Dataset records
[Start]

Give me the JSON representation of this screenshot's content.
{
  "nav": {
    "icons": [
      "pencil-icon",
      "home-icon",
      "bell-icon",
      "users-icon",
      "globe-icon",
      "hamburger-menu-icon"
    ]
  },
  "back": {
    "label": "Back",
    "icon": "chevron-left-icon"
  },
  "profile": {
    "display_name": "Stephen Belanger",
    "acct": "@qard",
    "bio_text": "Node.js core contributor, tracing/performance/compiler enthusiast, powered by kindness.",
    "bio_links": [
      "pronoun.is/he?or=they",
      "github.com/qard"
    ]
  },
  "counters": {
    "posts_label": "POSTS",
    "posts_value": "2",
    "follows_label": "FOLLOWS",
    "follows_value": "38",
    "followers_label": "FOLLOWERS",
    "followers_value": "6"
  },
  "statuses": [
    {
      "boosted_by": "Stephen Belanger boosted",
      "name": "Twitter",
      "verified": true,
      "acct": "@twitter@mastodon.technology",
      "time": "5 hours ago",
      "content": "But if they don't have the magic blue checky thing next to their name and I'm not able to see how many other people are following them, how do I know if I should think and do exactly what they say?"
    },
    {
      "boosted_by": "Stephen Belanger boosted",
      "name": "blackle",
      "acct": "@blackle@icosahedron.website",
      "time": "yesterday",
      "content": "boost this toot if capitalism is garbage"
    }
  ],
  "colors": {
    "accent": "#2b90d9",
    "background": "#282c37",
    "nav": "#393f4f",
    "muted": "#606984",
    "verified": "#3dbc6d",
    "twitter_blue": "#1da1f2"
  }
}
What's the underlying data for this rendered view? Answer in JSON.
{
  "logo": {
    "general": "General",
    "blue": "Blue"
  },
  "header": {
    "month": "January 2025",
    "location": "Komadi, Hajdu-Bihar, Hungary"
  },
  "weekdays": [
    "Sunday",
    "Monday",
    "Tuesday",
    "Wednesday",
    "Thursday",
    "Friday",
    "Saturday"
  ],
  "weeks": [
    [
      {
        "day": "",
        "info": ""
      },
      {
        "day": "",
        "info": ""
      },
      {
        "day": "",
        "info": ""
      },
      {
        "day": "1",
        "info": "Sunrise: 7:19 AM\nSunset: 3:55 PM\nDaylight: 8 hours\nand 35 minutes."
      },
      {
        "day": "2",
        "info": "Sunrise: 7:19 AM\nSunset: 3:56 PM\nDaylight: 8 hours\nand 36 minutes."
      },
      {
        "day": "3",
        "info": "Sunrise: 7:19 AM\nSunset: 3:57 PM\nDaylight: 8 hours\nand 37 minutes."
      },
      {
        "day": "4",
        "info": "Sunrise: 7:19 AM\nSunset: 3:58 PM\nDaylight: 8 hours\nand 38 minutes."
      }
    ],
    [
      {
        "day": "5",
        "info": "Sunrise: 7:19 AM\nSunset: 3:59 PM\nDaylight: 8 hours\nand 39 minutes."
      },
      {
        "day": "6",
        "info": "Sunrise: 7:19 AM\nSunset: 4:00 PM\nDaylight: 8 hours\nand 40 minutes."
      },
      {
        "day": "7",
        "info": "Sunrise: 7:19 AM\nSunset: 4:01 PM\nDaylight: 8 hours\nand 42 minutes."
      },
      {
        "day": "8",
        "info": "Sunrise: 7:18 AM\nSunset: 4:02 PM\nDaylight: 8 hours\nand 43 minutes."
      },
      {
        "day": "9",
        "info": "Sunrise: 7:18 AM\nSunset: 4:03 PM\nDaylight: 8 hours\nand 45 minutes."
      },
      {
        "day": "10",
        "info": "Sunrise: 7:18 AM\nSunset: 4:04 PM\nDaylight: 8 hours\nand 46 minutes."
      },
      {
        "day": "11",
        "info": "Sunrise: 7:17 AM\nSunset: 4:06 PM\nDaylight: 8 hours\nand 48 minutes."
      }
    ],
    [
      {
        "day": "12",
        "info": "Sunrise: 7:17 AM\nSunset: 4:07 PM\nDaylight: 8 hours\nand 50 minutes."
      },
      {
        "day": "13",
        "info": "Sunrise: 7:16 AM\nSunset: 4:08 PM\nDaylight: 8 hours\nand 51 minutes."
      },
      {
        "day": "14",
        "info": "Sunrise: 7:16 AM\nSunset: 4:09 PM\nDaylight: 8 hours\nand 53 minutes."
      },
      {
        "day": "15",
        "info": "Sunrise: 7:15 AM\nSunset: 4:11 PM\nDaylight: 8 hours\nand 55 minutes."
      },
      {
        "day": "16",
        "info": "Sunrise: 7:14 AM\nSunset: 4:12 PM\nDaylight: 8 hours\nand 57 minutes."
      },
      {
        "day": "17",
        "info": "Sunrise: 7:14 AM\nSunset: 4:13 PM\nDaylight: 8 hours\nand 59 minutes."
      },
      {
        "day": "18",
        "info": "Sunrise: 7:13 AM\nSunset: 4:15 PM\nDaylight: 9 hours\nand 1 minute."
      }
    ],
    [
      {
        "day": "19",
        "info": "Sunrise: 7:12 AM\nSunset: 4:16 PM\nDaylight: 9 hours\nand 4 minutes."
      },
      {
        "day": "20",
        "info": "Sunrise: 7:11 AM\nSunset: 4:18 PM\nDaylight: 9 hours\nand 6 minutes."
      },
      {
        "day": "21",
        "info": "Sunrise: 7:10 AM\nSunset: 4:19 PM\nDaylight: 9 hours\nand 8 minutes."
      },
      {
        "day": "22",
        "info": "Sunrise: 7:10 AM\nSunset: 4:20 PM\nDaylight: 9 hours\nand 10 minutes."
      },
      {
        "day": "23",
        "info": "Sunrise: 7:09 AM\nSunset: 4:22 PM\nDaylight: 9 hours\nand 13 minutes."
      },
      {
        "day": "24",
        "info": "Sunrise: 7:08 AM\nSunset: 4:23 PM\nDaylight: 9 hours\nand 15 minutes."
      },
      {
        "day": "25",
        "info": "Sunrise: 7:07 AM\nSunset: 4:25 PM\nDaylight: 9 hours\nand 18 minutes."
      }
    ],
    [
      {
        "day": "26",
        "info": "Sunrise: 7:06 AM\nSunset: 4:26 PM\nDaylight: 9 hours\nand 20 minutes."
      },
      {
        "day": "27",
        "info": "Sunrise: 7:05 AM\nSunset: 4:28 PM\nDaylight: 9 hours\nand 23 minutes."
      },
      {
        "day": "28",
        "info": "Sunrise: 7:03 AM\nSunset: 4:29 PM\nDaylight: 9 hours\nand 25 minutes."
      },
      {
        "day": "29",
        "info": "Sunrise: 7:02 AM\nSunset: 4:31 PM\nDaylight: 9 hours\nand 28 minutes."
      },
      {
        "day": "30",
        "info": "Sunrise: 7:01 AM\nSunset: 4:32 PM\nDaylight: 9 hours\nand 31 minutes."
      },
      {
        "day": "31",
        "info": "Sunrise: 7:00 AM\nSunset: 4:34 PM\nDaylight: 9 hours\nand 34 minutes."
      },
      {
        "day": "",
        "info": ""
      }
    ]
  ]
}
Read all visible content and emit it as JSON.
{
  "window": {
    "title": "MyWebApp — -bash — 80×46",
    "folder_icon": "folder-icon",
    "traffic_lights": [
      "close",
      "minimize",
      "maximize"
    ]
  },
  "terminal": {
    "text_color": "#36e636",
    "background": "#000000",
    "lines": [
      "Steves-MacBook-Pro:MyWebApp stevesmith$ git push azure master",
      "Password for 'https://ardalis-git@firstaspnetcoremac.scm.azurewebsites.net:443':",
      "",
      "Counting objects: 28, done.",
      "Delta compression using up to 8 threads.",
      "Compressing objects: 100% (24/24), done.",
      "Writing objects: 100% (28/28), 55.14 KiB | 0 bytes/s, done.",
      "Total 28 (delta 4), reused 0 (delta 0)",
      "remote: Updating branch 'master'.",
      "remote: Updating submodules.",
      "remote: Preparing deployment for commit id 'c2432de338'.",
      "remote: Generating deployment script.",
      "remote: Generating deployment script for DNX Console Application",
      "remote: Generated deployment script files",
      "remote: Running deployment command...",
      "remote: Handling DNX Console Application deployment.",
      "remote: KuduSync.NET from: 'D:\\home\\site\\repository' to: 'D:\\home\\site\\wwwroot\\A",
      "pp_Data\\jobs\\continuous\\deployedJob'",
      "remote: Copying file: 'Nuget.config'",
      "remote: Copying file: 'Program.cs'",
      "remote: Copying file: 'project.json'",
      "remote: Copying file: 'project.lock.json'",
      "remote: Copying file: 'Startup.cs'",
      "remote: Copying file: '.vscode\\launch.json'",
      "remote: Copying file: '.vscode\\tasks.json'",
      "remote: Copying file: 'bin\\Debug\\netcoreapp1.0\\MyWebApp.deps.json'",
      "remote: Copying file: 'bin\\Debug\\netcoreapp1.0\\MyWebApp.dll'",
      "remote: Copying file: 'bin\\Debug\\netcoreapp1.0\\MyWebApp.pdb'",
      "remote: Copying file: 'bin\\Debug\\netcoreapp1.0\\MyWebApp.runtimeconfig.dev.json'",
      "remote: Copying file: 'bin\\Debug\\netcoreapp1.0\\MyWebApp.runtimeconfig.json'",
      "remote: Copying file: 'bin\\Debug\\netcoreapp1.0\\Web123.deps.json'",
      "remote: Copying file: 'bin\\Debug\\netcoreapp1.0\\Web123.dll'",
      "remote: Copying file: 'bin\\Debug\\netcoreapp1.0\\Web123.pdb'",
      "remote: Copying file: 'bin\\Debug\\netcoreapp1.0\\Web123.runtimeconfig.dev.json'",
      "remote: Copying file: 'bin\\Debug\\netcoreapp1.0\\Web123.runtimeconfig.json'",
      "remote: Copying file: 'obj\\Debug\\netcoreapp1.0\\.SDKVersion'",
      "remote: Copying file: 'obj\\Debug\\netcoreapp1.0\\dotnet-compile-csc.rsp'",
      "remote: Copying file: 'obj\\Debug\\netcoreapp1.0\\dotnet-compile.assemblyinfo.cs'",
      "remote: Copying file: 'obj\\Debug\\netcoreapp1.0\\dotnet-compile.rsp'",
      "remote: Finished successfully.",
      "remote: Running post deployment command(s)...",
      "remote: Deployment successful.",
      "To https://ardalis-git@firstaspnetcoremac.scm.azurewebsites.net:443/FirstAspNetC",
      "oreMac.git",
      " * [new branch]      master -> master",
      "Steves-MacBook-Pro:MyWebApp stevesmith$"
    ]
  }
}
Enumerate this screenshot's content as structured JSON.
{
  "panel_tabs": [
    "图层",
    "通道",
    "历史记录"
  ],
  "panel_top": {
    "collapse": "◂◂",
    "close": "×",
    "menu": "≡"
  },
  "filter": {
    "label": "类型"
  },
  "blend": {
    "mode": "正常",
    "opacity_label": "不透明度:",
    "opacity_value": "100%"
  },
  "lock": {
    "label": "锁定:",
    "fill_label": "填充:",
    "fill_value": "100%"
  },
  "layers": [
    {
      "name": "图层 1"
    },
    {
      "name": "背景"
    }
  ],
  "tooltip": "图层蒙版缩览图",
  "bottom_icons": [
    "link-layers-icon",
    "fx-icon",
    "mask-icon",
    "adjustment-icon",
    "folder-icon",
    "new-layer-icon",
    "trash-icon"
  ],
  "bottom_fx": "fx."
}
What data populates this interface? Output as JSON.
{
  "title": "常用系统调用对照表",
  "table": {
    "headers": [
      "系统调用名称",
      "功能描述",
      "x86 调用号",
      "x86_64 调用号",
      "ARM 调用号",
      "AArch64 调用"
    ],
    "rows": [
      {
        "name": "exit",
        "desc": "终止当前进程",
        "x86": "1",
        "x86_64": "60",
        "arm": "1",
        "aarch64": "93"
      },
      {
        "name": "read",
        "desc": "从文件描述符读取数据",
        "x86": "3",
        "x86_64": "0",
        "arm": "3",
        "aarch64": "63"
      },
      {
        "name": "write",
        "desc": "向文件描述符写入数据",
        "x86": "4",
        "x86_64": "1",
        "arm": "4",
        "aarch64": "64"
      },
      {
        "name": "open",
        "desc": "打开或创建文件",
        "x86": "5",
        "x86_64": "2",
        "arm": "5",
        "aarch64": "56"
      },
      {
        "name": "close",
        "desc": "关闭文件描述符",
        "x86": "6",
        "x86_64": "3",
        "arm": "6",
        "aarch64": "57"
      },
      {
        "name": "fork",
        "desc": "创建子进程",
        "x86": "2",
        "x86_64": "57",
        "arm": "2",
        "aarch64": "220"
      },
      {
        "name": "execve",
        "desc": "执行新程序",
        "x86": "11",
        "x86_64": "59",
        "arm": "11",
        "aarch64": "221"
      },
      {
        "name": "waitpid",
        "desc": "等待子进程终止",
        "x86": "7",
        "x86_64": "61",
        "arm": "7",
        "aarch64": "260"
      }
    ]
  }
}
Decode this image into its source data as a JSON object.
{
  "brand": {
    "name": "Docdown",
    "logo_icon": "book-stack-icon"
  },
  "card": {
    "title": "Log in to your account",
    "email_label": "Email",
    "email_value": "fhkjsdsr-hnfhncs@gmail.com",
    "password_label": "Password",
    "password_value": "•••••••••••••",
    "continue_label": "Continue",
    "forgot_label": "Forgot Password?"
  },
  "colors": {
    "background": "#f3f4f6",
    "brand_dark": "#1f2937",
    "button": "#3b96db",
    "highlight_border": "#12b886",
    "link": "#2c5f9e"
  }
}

[End]

» Task instructions: Scan the material for lines with the word "this", and copy each line you find.

» Response to the task:
Give me the JSON representation of this screenshot's content.
      "content": "boost this toot if capitalism is garbage"
What's the underlying data for this rendered view? Answer in JSON.
Enumerate this screenshot's content as structured JSON.
What data populates this interface? Output as JSON.
Decode this image into its source data as a JSON object.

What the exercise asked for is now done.